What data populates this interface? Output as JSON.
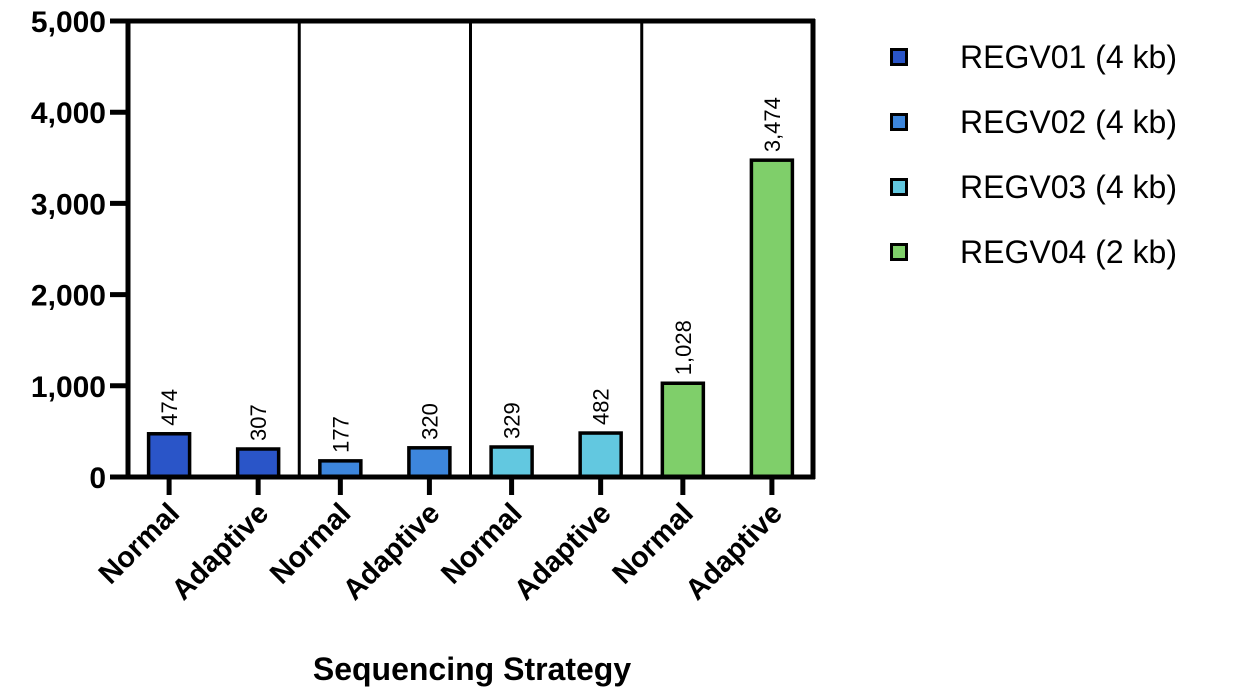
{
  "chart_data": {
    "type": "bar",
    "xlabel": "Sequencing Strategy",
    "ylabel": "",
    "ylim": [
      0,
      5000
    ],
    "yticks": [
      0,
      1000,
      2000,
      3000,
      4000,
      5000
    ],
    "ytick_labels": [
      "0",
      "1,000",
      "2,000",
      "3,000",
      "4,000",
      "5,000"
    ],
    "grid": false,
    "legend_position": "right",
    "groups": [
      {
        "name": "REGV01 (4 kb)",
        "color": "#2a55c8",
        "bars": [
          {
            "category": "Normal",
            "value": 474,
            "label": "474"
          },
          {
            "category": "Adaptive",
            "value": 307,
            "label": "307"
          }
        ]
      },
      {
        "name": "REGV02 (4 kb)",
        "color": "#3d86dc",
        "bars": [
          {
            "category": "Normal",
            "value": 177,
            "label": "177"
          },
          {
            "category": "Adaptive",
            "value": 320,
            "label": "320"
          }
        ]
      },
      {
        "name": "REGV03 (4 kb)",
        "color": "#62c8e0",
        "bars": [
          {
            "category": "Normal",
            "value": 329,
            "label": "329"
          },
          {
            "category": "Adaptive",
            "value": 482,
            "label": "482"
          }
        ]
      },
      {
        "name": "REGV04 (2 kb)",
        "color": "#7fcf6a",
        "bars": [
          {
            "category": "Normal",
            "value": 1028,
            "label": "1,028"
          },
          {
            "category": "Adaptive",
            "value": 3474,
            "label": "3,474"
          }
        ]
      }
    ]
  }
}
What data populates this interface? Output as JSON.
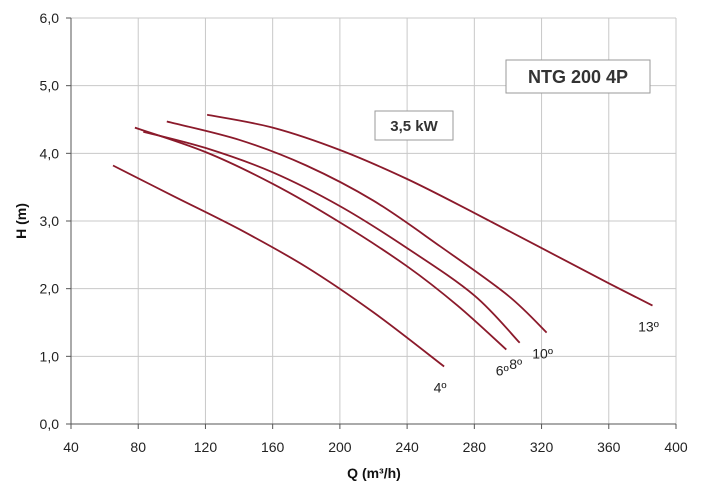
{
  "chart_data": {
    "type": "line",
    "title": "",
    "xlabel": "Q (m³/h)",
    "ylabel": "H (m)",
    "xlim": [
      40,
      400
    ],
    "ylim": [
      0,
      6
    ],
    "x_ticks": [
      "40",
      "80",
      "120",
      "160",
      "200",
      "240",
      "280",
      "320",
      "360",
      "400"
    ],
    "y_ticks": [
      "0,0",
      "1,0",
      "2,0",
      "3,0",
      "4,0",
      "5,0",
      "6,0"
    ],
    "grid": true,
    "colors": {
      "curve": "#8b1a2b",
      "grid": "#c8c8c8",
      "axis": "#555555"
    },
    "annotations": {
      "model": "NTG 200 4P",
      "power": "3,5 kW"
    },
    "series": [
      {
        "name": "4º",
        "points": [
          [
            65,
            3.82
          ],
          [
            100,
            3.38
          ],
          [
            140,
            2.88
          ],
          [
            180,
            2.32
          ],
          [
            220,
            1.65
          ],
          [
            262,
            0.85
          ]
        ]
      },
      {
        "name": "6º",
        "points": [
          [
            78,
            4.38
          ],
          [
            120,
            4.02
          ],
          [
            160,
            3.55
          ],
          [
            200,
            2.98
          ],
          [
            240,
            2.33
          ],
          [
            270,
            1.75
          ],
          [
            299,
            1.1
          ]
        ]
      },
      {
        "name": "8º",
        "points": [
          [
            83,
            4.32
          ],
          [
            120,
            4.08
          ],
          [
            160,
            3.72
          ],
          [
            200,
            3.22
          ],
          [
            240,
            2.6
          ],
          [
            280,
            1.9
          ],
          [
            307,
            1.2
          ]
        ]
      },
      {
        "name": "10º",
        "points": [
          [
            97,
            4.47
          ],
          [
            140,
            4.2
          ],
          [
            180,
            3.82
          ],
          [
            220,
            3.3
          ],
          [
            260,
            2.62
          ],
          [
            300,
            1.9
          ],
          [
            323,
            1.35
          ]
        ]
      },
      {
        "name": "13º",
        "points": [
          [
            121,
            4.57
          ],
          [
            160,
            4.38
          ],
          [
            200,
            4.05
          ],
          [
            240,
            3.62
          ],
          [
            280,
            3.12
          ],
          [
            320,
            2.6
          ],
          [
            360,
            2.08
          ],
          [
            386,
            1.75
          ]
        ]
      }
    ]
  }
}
======
## Requirements
Your task is to return the entries above exactly, with no pictures.

## Task response
What data populates this interface? Output as JSON.
{
  "chart_data": {
    "type": "bar",
    "xlabel": "Sequencing Strategy",
    "ylabel": "",
    "ylim": [
      0,
      5000
    ],
    "yticks": [
      0,
      1000,
      2000,
      3000,
      4000,
      5000
    ],
    "ytick_labels": [
      "0",
      "1,000",
      "2,000",
      "3,000",
      "4,000",
      "5,000"
    ],
    "grid": false,
    "legend_position": "right",
    "groups": [
      {
        "name": "REGV01 (4 kb)",
        "color": "#2a55c8",
        "bars": [
          {
            "category": "Normal",
            "value": 474,
            "label": "474"
          },
          {
            "category": "Adaptive",
            "value": 307,
            "label": "307"
          }
        ]
      },
      {
        "name": "REGV02 (4 kb)",
        "color": "#3d86dc",
        "bars": [
          {
            "category": "Normal",
            "value": 177,
            "label": "177"
          },
          {
            "category": "Adaptive",
            "value": 320,
            "label": "320"
          }
        ]
      },
      {
        "name": "REGV03 (4 kb)",
        "color": "#62c8e0",
        "bars": [
          {
            "category": "Normal",
            "value": 329,
            "label": "329"
          },
          {
            "category": "Adaptive",
            "value": 482,
            "label": "482"
          }
        ]
      },
      {
        "name": "REGV04 (2 kb)",
        "color": "#7fcf6a",
        "bars": [
          {
            "category": "Normal",
            "value": 1028,
            "label": "1,028"
          },
          {
            "category": "Adaptive",
            "value": 3474,
            "label": "3,474"
          }
        ]
      }
    ]
  }
}
What data populates this interface? Output as JSON.
{
  "chart_data": {
    "type": "line",
    "title": "",
    "xlabel": "Q (m³/h)",
    "ylabel": "H (m)",
    "xlim": [
      40,
      400
    ],
    "ylim": [
      0,
      6
    ],
    "x_ticks": [
      "40",
      "80",
      "120",
      "160",
      "200",
      "240",
      "280",
      "320",
      "360",
      "400"
    ],
    "y_ticks": [
      "0,0",
      "1,0",
      "2,0",
      "3,0",
      "4,0",
      "5,0",
      "6,0"
    ],
    "grid": true,
    "colors": {
      "curve": "#8b1a2b",
      "grid": "#c8c8c8",
      "axis": "#555555"
    },
    "annotations": {
      "model": "NTG 200 4P",
      "power": "3,5 kW"
    },
    "series": [
      {
        "name": "4º",
        "points": [
          [
            65,
            3.82
          ],
          [
            100,
            3.38
          ],
          [
            140,
            2.88
          ],
          [
            180,
            2.32
          ],
          [
            220,
            1.65
          ],
          [
            262,
            0.85
          ]
        ]
      },
      {
        "name": "6º",
        "points": [
          [
            78,
            4.38
          ],
          [
            120,
            4.02
          ],
          [
            160,
            3.55
          ],
          [
            200,
            2.98
          ],
          [
            240,
            2.33
          ],
          [
            270,
            1.75
          ],
          [
            299,
            1.1
          ]
        ]
      },
      {
        "name": "8º",
        "points": [
          [
            83,
            4.32
          ],
          [
            120,
            4.08
          ],
          [
            160,
            3.72
          ],
          [
            200,
            3.22
          ],
          [
            240,
            2.6
          ],
          [
            280,
            1.9
          ],
          [
            307,
            1.2
          ]
        ]
      },
      {
        "name": "10º",
        "points": [
          [
            97,
            4.47
          ],
          [
            140,
            4.2
          ],
          [
            180,
            3.82
          ],
          [
            220,
            3.3
          ],
          [
            260,
            2.62
          ],
          [
            300,
            1.9
          ],
          [
            323,
            1.35
          ]
        ]
      },
      {
        "name": "13º",
        "points": [
          [
            121,
            4.57
          ],
          [
            160,
            4.38
          ],
          [
            200,
            4.05
          ],
          [
            240,
            3.62
          ],
          [
            280,
            3.12
          ],
          [
            320,
            2.6
          ],
          [
            360,
            2.08
          ],
          [
            386,
            1.75
          ]
        ]
      }
    ]
  }
}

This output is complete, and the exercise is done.